** START OF Listed entries **

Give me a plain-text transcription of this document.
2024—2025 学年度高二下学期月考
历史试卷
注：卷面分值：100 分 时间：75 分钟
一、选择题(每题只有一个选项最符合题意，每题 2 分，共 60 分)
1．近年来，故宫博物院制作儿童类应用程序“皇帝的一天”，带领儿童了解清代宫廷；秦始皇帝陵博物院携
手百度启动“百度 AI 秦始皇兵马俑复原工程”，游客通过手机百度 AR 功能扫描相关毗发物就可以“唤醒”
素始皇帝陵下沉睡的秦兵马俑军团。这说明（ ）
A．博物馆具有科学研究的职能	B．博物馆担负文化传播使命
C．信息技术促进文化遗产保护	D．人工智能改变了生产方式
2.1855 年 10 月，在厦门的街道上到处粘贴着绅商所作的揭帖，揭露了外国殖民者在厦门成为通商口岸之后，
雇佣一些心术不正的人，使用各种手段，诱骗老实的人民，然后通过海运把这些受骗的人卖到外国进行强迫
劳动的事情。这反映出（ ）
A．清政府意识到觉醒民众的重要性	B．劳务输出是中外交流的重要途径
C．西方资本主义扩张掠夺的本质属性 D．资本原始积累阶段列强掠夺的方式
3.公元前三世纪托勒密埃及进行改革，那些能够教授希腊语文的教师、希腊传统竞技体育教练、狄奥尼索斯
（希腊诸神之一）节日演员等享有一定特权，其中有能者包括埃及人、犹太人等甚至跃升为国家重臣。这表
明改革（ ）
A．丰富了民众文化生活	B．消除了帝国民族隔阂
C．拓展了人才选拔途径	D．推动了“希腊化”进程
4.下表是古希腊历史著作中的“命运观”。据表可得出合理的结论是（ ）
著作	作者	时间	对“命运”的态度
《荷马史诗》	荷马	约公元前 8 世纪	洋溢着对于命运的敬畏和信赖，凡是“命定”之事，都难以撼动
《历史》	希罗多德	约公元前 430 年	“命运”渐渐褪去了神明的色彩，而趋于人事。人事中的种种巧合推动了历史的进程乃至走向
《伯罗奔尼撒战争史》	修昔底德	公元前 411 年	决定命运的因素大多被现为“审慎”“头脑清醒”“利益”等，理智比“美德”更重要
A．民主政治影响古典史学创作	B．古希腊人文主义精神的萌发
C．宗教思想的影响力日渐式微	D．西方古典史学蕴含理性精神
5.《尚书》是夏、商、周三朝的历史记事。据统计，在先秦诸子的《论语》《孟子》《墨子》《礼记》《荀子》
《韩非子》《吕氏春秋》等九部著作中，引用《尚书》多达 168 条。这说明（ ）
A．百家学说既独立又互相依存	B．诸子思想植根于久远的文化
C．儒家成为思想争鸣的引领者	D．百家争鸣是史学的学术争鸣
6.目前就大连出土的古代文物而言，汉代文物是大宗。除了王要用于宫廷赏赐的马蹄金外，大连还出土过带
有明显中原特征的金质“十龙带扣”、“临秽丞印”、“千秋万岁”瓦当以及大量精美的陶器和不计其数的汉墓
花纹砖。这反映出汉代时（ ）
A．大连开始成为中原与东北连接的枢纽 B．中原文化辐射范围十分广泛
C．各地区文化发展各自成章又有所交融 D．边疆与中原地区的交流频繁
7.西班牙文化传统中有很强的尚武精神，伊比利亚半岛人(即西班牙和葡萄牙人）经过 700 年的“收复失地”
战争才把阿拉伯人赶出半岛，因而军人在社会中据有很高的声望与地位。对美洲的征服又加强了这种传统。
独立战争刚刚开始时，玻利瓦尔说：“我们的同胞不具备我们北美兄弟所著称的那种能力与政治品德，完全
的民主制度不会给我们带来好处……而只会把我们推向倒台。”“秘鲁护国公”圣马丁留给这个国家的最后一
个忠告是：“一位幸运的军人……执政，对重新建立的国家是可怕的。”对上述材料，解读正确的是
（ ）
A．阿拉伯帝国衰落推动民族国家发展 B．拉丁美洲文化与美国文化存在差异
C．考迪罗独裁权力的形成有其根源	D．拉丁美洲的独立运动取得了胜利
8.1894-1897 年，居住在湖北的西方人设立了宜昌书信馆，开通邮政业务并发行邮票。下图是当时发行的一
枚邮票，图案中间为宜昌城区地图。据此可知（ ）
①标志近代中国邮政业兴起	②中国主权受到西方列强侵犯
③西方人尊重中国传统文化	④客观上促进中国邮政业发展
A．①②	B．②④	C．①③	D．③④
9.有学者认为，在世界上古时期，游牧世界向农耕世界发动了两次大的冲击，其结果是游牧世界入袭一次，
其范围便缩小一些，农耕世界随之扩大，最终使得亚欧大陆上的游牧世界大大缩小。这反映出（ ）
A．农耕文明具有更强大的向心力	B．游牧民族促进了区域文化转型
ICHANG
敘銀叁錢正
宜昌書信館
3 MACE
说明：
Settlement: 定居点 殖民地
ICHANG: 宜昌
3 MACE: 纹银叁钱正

** END OF Listed entries **

What to produce →
Show every line from the listing above in which the string "约公元前" appears.

The response →
《荷马史诗》	荷马	约公元前 8 世纪	洋溢着对于命运的敬畏和信赖，凡是“命定”之事，都难以撼动
《历史》	希罗多德	约公元前 430 年	“命运”渐渐褪去了神明的色彩，而趋于人事。人事中的种种巧合推动了历史的进程乃至走向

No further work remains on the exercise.